• _Problem 1_: In the post on Perl sorting, why should the order of each pair be reversed so that the binary encoded epoch comes first and the offset second? Answer in one to three sentences.
• _Problem 2_:
Decide whether each statement agrees with the post on Perl sorting. Answer yes or no, and quote the deciding words of the post exactly.
(a) Perl's built-in sort can be applied directly to data stored in one string, with no array needed.
(b) Each data element in question takes up 8 bytes.
(c) The default alpha sort is the slowest of the built-in sorts.
• _Problem 3_: Write out the passage of the post on Perl sorting starting with "If you reverse" and going on through "for equal datetimes.", word for word.

• _Text block_:
○ ○ ○ ○

To use Perl's built in sort, requires that you supply an array for sorting. As you are storing your data in a single string, you would (at minimum) need to supply an array of integers, 1 .. NO_OF_RECORDS, from which you could use your EPOCH and BYTE offset formulas to substr the string for the comparisons.

However, given the small size of your data elements, 8 bytes, and the size of an SV*, even an integer one, there would be no memory savings inherent in this. So, rather than concatenating all your epoch/offset pairs into a single string, you'd be better to simply build a normal array of the pack'd pairs. The memory requirement for this will be less than an array of integers PLUS the big string.

If you reverse the ordering of the pairings so that the binary encoded epoch comes first and the offset second, then a simple (alphanumeric) sort applied to the array will sort the data by epoch with the offset acting as a tiebreak for equal datetimes.

As default alpha sort is the fastest built in sort, and using the array would avoid repeated substring of the data, it will be much faster also.

○ ○ ○ ○

• _Data section_:

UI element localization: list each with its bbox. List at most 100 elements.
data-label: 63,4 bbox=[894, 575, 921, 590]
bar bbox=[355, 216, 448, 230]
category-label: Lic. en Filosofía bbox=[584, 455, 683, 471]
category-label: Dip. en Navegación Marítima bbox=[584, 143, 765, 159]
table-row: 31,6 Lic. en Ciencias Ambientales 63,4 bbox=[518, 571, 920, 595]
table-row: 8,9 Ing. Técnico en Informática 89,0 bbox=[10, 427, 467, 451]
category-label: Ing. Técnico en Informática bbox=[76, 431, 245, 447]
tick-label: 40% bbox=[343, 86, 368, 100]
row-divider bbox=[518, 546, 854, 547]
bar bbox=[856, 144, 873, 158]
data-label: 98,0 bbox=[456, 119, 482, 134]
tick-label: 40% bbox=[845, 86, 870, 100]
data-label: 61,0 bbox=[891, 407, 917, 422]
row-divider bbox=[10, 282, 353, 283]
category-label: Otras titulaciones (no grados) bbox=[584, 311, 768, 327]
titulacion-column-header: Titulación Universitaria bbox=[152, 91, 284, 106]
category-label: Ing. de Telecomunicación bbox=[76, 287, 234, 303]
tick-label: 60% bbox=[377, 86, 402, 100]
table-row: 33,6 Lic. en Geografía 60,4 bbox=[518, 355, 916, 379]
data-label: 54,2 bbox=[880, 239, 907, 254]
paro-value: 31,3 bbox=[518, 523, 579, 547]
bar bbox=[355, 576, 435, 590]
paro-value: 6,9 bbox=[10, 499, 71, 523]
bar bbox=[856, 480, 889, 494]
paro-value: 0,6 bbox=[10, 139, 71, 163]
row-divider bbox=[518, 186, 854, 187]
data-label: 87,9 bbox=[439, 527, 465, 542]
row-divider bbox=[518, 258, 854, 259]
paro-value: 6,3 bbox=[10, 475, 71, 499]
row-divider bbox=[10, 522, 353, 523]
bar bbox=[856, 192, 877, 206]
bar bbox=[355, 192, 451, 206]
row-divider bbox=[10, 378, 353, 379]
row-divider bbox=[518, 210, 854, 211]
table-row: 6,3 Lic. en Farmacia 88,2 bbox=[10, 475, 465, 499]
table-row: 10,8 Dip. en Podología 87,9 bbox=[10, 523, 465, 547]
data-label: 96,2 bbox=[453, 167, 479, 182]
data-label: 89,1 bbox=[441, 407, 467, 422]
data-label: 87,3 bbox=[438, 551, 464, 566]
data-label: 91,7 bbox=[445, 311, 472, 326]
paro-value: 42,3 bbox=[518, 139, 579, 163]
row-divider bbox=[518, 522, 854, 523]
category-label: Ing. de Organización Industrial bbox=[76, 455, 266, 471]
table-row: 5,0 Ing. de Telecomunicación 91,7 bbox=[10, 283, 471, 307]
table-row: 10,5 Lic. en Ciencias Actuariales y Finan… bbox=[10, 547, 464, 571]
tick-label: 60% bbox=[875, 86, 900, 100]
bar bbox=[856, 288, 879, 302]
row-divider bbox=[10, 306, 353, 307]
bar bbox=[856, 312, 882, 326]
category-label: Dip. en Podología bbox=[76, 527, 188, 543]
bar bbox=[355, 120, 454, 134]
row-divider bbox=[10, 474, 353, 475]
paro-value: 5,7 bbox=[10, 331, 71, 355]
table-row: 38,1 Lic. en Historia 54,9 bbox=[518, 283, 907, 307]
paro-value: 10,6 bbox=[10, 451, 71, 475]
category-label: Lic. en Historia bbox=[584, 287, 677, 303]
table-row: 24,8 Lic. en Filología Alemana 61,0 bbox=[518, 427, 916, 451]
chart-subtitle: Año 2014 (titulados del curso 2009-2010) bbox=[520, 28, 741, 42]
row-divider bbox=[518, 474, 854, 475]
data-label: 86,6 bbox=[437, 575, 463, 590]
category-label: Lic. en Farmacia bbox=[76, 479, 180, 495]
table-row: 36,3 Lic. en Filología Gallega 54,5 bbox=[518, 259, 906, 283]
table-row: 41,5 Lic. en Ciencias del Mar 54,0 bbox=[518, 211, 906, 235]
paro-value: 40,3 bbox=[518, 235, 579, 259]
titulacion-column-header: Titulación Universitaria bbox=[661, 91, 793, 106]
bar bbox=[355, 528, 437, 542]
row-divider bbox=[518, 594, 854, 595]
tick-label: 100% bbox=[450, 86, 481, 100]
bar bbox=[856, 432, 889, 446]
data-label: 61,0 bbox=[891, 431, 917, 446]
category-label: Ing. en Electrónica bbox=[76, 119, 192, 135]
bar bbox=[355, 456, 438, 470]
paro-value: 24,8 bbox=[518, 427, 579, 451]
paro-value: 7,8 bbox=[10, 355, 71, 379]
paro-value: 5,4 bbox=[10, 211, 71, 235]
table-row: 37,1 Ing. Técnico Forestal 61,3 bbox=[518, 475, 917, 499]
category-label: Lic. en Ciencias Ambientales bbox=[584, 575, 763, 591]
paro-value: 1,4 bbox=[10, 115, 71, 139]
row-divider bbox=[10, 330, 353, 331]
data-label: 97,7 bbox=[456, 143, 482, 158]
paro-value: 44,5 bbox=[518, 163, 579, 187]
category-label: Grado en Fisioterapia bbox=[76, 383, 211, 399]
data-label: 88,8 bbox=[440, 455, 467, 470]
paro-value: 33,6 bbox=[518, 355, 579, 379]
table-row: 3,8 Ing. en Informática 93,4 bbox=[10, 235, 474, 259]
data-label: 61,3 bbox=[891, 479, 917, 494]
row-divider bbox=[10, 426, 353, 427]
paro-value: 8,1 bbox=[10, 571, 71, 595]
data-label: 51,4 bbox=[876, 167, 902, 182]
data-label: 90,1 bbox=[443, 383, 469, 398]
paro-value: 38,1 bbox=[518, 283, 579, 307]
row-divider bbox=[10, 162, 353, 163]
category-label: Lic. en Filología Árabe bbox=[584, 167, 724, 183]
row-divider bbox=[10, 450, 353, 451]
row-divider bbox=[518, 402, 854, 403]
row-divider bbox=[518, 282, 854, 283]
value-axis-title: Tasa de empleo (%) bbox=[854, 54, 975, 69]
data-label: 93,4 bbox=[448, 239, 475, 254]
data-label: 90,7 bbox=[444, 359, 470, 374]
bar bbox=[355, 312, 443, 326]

○ ○ ○ ○

• _Full answer 1_: With the epoch first, a simple alphanumeric sort of the array orders the data by epoch. The offset then serves as a tiebreak when datetimes are equal.

• _Full answer 2_:
(a) No: "To use Perl's built in sort, requires that you supply an array for sorting."
(b) Yes: "given the small size of your data elements, 8 bytes"
(c) No: "As default alpha sort is the fastest built in sort"

• _Full answer 3_:
If you reverse the ordering of the pairings so that the binary encoded epoch comes first and the offset second, then a simple (alphanumeric) sort applied to the array will sort the data by epoch with the offset acting as a tiebreak for equal datetimes.